- _EXERCISE INPUT_
* begin *
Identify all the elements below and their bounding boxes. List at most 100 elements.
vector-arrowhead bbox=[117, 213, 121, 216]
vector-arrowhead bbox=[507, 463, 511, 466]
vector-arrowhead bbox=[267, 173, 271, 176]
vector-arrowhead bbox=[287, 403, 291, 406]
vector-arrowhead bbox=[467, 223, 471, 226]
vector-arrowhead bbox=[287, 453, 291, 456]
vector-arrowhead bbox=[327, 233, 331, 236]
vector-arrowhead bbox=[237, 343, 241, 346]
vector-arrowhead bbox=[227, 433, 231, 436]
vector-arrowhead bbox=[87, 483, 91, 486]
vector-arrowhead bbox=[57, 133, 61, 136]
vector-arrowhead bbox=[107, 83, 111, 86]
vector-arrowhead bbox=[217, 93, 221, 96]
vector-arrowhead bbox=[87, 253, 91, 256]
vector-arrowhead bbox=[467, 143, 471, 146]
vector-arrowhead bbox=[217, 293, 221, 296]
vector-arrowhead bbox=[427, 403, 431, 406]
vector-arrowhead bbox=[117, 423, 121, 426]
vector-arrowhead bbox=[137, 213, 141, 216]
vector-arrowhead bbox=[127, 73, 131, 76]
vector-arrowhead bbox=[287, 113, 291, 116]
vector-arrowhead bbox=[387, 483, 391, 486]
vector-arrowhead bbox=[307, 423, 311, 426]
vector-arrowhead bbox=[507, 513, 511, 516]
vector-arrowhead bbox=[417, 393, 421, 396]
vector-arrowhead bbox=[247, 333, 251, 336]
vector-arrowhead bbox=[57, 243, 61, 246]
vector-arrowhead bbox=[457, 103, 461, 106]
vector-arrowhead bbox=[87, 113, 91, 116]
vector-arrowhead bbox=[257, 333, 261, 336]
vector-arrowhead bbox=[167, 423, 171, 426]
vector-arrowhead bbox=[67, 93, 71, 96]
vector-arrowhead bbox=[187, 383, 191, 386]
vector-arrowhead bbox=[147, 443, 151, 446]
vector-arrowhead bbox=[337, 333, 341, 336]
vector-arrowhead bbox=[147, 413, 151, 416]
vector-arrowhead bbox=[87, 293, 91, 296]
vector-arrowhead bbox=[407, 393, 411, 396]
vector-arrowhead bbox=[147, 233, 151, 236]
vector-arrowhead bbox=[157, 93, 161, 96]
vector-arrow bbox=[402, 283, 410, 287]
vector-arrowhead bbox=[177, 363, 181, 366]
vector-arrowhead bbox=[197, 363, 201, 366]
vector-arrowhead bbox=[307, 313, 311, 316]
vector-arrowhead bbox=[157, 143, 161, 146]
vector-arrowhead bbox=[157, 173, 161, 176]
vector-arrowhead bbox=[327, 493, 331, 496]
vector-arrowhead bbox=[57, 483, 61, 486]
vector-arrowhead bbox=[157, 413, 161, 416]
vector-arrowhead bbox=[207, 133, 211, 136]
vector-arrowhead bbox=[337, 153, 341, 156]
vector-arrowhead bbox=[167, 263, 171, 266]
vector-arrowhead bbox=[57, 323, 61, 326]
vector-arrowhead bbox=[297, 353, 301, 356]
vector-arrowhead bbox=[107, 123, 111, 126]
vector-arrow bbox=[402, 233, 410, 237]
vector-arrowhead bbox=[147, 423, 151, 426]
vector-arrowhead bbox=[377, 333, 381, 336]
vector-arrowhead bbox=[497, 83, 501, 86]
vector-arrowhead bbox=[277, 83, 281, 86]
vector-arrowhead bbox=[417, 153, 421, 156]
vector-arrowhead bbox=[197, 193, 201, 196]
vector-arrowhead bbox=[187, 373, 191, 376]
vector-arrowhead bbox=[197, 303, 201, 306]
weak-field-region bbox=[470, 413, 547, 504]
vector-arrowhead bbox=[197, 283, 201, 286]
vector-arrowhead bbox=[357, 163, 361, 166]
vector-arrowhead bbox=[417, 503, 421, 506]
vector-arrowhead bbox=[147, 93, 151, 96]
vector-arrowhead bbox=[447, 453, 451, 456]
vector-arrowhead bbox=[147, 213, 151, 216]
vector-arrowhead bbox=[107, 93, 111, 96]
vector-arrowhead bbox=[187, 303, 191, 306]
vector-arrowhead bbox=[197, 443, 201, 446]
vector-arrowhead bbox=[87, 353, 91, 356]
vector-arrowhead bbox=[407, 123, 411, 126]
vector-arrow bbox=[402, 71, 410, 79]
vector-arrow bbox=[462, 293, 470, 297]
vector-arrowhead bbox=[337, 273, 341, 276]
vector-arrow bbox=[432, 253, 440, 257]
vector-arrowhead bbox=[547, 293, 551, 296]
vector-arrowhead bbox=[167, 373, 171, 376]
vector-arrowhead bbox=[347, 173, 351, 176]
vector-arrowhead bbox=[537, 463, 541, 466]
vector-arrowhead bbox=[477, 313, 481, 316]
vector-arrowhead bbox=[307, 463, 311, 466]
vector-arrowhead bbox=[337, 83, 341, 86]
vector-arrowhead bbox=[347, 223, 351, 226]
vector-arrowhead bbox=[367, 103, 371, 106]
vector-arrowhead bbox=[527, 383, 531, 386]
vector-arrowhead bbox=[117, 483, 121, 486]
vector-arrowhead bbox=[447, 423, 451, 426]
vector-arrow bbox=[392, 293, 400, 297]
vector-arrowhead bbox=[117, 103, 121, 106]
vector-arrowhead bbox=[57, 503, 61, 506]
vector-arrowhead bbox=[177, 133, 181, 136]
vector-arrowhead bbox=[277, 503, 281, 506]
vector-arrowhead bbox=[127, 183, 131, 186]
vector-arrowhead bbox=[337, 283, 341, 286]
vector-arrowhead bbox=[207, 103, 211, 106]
* end *
- _AIM_
Print the stretch of rows from the very first line through the line that contains "vector-arrowhead bbox=[87, 113, 91, 116]", reproducing each line unchanged.

- _EXPECTED ANSWER_
Identify all the elements below and their bounding boxes. List at most 100 elements.
vector-arrowhead bbox=[117, 213, 121, 216]
vector-arrowhead bbox=[507, 463, 511, 466]
vector-arrowhead bbox=[267, 173, 271, 176]
vector-arrowhead bbox=[287, 403, 291, 406]
vector-arrowhead bbox=[467, 223, 471, 226]
vector-arrowhead bbox=[287, 453, 291, 456]
vector-arrowhead bbox=[327, 233, 331, 236]
vector-arrowhead bbox=[237, 343, 241, 346]
vector-arrowhead bbox=[227, 433, 231, 436]
vector-arrowhead bbox=[87, 483, 91, 486]
vector-arrowhead bbox=[57, 133, 61, 136]
vector-arrowhead bbox=[107, 83, 111, 86]
vector-arrowhead bbox=[217, 93, 221, 96]
vector-arrowhead bbox=[87, 253, 91, 256]
vector-arrowhead bbox=[467, 143, 471, 146]
vector-arrowhead bbox=[217, 293, 221, 296]
vector-arrowhead bbox=[427, 403, 431, 406]
vector-arrowhead bbox=[117, 423, 121, 426]
vector-arrowhead bbox=[137, 213, 141, 216]
vector-arrowhead bbox=[127, 73, 131, 76]
vector-arrowhead bbox=[287, 113, 291, 116]
vector-arrowhead bbox=[387, 483, 391, 486]
vector-arrowhead bbox=[307, 423, 311, 426]
vector-arrowhead bbox=[507, 513, 511, 516]
vector-arrowhead bbox=[417, 393, 421, 396]
vector-arrowhead bbox=[247, 333, 251, 336]
vector-arrowhead bbox=[57, 243, 61, 246]
vector-arrowhead bbox=[457, 103, 461, 106]
vector-arrowhead bbox=[87, 113, 91, 116]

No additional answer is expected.